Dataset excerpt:

****************

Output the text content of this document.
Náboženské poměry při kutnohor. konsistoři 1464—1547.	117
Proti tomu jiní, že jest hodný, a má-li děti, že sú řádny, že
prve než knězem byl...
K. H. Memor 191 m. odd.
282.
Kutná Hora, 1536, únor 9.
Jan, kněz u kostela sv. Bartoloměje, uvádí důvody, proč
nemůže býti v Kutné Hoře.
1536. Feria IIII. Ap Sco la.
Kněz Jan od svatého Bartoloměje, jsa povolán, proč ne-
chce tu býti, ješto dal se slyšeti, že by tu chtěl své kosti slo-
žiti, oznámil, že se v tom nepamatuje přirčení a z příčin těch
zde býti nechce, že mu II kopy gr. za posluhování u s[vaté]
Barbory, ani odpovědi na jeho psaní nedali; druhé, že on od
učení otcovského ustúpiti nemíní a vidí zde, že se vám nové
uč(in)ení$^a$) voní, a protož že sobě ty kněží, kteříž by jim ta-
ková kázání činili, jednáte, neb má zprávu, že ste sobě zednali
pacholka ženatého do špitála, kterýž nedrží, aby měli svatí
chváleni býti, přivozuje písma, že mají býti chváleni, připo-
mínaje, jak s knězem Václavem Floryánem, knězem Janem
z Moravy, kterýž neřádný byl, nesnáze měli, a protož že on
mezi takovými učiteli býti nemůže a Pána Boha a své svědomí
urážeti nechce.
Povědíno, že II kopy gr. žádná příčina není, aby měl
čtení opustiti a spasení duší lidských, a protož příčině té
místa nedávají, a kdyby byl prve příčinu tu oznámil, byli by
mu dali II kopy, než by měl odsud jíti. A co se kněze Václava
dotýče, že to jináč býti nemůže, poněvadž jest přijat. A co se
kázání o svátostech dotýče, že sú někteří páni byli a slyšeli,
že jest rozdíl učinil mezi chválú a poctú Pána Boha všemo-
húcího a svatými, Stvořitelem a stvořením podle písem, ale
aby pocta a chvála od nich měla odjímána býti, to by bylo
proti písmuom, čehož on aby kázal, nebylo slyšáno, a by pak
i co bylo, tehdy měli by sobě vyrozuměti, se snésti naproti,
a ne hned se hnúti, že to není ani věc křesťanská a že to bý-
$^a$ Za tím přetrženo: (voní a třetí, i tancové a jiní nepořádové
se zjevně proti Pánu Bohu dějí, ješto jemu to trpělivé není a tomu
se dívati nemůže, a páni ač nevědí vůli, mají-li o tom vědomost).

****************

### Exercise instructions
Pick out all the lines with the word "nemůže" in them and copy them.

### Answer for the task
nemůže býti v Kutné Hoře.
mezi takovými učiteli býti nemůže a Pána Boha a své svědomí
dotýče, že to jináč býti nemůže, poněvadž jest přijat. A co se
se dívati nemůže, a páni ač nevědí vůli, mají-li o tom vědomost).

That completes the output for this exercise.